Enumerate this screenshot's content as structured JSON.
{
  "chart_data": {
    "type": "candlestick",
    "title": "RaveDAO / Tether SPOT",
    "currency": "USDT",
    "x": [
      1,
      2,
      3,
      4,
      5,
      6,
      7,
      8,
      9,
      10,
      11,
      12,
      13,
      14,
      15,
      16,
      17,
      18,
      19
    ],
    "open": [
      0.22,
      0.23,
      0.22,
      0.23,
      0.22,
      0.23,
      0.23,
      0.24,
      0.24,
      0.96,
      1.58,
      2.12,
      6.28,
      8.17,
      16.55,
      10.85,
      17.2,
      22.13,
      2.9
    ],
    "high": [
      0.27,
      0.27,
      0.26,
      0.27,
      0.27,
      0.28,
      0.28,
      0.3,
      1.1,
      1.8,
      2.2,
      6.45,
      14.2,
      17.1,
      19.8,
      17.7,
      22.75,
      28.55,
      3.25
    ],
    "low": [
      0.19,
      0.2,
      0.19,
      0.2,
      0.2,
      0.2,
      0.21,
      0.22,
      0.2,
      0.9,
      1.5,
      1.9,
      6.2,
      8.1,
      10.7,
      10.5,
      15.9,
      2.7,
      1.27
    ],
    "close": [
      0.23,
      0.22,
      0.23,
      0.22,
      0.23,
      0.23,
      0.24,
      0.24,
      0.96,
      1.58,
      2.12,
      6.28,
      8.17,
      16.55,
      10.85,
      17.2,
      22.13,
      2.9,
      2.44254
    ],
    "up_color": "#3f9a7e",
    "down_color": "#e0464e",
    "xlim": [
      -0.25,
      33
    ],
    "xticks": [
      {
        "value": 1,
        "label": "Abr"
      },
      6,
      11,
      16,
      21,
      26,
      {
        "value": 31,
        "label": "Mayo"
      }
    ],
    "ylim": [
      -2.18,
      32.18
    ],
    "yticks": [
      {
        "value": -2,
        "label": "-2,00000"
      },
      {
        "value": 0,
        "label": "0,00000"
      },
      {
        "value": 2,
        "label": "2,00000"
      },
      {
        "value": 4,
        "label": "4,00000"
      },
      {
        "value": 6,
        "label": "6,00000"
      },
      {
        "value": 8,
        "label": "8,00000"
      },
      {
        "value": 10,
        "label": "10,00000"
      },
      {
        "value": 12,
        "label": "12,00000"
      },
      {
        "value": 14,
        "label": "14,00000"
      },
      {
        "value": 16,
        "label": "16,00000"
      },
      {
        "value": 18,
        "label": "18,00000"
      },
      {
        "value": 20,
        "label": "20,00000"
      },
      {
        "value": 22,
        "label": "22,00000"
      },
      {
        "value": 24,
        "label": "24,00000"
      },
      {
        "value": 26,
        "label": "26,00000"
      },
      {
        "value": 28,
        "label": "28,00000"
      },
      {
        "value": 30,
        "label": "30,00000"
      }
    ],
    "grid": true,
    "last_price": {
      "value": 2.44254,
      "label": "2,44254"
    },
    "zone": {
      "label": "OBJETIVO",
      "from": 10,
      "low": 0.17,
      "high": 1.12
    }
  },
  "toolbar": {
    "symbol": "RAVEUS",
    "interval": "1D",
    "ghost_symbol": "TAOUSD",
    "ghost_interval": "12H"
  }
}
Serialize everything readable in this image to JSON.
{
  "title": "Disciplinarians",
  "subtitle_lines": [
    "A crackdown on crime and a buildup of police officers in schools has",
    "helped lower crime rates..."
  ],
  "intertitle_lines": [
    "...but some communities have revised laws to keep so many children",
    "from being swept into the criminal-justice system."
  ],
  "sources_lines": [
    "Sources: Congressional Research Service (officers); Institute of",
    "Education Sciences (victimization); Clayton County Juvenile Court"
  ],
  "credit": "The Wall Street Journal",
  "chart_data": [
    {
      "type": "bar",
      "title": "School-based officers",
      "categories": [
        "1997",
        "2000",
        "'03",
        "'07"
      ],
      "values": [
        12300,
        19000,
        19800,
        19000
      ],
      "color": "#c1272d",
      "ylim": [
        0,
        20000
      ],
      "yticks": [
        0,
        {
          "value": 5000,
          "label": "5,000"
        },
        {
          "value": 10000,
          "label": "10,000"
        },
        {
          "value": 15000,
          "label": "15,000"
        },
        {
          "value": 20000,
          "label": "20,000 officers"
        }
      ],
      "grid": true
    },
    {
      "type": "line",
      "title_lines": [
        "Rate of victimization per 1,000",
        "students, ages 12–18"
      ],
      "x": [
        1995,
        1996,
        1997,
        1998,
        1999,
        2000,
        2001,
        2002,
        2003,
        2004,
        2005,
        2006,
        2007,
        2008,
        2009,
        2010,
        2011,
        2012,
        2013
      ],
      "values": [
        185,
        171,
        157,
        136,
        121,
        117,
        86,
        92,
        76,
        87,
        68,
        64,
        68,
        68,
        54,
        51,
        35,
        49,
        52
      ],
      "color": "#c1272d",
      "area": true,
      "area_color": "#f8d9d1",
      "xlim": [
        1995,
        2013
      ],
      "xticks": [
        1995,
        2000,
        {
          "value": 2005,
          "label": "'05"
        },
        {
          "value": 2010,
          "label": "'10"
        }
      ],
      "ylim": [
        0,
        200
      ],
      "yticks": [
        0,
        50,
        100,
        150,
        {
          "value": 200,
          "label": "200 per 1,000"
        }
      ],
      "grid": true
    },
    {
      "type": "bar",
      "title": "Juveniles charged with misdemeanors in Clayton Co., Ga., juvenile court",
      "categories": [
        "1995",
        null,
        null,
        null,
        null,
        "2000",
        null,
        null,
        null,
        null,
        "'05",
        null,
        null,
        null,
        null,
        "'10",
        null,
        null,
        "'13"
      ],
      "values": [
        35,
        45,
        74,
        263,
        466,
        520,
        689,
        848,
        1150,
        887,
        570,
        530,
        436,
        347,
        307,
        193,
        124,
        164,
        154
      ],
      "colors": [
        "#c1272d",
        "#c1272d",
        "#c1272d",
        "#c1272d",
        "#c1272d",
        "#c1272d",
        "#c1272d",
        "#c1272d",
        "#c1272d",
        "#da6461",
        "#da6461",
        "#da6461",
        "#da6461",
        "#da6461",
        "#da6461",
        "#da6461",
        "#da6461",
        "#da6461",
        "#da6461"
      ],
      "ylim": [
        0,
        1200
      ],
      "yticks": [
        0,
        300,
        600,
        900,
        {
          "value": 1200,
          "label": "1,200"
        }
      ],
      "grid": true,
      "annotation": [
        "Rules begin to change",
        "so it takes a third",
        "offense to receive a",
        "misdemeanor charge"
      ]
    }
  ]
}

---+---

Exercise requirements
Check each line above for the word "this" and give the number of lines that have it, nothing else.

Completed task
2